*Available data*
— start —

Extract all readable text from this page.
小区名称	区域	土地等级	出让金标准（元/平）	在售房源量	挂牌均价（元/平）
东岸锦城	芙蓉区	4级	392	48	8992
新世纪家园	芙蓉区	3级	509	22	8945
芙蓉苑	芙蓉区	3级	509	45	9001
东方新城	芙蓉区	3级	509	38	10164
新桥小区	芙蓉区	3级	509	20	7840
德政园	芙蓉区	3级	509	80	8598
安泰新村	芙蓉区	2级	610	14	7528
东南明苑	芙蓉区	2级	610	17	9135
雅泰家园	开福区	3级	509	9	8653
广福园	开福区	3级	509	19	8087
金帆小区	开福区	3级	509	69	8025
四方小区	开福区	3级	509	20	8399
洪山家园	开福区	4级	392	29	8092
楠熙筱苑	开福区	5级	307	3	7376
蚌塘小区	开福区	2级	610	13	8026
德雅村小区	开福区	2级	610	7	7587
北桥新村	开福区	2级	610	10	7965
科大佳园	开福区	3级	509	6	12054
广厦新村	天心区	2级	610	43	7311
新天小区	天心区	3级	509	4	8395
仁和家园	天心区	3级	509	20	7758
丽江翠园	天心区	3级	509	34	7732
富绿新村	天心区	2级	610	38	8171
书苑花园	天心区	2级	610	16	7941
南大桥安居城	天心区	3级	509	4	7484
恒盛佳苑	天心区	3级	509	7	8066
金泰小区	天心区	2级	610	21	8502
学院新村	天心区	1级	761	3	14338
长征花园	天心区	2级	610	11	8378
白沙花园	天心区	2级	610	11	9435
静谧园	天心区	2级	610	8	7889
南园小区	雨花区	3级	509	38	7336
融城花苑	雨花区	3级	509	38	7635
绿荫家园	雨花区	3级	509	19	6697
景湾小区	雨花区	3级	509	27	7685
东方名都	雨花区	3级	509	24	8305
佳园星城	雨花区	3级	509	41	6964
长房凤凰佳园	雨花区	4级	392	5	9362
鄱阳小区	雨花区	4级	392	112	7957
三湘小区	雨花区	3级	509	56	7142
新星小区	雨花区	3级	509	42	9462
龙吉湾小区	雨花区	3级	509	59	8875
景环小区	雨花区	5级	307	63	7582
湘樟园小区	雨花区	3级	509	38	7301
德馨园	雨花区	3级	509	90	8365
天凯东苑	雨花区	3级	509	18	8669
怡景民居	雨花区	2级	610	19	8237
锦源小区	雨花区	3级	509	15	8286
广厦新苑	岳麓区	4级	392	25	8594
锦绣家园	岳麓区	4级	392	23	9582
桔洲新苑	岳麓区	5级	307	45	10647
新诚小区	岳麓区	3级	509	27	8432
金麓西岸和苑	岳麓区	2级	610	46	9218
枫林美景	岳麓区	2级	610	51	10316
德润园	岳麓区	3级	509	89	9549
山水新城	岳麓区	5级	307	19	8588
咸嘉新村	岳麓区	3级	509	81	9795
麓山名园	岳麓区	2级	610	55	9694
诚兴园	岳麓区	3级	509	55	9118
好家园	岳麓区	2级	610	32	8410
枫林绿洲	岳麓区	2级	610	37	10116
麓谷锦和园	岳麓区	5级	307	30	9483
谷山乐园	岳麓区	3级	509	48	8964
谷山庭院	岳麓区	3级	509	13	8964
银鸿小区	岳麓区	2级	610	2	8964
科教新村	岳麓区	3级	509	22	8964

— end —
— start —

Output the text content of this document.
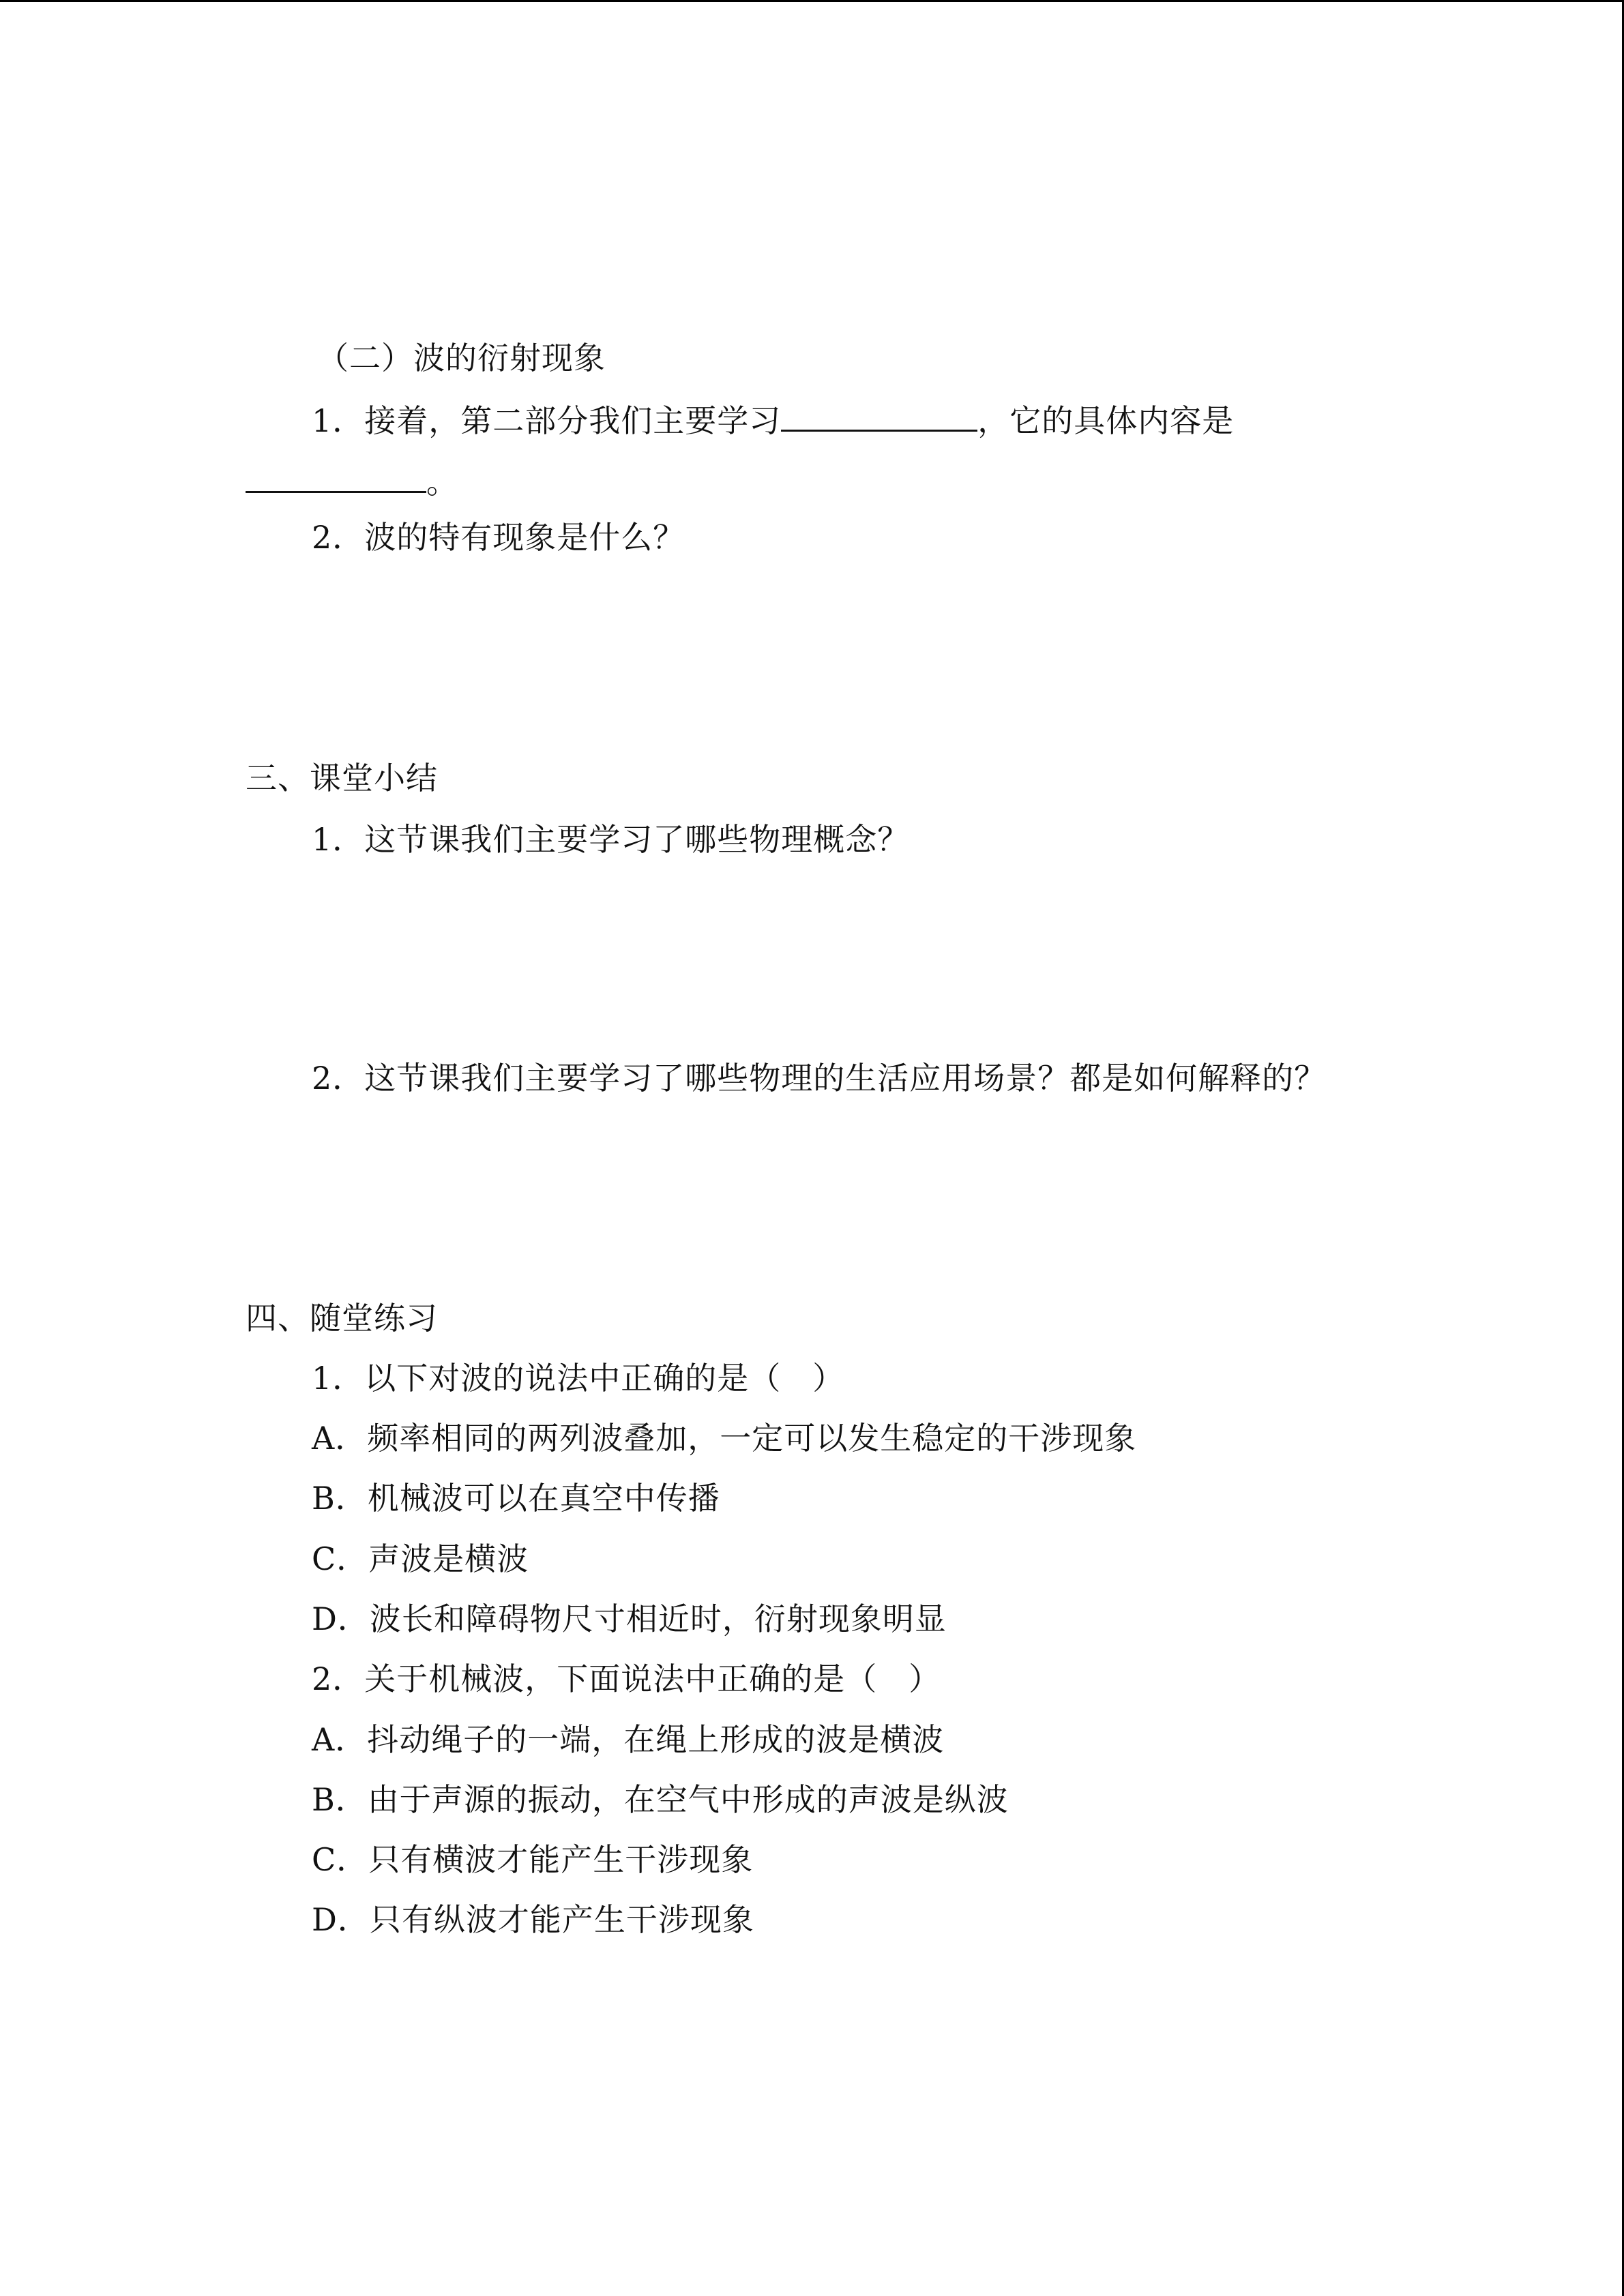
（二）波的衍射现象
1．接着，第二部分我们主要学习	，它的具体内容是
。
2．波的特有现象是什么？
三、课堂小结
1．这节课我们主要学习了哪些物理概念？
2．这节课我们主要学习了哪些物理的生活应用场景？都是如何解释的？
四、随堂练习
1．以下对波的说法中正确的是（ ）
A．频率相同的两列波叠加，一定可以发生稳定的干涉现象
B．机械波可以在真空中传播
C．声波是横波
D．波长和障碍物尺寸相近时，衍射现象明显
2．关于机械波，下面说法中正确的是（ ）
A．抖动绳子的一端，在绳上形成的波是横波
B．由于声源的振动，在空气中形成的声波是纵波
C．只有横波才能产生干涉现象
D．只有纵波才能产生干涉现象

— end —

Count how many lines of the data include the word "this". Your reply should be that number alone.

2